(Entries with figure data)
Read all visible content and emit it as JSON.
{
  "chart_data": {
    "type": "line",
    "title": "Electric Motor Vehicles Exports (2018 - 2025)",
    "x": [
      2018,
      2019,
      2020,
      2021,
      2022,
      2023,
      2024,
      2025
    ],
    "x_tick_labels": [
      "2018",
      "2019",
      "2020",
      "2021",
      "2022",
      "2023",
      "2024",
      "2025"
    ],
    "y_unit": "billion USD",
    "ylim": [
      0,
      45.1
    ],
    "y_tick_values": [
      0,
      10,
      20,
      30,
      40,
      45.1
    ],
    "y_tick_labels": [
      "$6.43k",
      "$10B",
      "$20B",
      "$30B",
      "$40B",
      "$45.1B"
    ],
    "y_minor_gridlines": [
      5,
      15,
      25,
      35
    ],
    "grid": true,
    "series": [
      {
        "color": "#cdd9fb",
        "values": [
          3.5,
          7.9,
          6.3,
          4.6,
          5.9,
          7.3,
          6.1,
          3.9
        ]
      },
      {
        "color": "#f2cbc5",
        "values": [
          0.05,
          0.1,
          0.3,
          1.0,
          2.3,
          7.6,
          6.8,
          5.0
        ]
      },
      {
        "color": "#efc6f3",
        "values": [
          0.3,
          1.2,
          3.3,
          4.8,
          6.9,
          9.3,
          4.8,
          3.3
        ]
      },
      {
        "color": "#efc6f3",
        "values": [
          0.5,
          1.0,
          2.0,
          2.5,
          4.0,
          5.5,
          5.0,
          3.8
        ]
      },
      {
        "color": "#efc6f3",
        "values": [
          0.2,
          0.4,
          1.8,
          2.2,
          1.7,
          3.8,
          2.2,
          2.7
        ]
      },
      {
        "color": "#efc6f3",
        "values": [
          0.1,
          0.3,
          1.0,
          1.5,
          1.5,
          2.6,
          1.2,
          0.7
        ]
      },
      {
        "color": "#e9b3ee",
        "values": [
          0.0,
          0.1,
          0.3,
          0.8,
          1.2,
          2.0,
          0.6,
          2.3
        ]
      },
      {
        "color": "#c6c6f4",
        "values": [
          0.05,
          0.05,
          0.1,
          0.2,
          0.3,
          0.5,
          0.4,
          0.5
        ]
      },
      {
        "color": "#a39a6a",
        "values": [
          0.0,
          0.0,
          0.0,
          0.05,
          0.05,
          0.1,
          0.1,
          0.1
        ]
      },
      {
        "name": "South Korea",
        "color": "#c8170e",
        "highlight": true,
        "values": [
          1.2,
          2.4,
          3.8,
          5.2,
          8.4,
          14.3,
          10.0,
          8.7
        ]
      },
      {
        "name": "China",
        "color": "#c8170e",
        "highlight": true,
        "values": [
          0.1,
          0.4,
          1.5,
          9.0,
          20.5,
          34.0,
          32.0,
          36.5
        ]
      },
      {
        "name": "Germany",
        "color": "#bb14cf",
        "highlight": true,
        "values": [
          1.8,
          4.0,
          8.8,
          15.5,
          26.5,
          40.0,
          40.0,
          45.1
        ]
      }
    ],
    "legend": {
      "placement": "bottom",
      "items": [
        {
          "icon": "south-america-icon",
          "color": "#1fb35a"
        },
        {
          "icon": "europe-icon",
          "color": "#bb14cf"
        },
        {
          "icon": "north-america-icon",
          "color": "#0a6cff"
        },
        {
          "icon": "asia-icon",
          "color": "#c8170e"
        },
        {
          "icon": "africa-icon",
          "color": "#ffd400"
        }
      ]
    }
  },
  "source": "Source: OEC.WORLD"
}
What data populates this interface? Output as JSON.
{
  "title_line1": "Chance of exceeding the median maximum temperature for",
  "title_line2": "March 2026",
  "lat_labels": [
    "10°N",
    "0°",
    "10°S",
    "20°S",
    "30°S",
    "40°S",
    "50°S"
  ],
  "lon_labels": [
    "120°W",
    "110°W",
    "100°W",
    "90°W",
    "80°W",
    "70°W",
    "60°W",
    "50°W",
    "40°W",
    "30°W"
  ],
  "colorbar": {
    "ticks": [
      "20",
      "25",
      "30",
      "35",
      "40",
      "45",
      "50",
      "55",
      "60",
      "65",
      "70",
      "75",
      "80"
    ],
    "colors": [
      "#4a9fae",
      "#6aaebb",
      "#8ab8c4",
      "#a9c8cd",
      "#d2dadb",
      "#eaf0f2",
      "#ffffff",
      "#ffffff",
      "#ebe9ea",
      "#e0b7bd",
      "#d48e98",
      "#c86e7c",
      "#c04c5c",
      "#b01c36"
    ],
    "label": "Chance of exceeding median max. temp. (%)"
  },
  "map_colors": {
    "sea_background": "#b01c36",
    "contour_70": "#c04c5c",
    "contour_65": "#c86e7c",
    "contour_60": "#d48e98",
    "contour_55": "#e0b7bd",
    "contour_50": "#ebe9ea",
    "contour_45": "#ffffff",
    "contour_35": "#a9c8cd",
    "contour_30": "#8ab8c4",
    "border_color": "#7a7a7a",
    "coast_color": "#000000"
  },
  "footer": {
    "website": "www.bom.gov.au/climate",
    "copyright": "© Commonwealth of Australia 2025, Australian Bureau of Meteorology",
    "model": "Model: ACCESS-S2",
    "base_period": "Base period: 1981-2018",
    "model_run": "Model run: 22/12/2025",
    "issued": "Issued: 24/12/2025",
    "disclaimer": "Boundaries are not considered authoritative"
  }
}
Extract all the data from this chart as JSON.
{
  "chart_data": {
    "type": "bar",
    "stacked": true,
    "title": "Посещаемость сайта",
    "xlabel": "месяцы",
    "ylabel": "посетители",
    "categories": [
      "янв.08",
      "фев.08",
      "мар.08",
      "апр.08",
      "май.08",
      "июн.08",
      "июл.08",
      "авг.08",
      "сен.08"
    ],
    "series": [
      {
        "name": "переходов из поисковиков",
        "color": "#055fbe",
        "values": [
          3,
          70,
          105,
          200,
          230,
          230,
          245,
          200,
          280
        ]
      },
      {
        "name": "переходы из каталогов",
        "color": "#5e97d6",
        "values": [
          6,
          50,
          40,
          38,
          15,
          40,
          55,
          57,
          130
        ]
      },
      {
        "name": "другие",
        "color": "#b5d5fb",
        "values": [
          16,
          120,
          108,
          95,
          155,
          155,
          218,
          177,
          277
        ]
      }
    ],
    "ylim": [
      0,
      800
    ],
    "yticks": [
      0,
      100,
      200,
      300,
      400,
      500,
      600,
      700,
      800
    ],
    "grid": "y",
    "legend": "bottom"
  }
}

- **Exercise**: Pull out every line containing "name".

- **Solution**:
        "name": "South Korea",
        "name": "China",
        "name": "Germany",
        "name": "переходов из поисковиков",
        "name": "переходы из каталогов",
        "name": "другие",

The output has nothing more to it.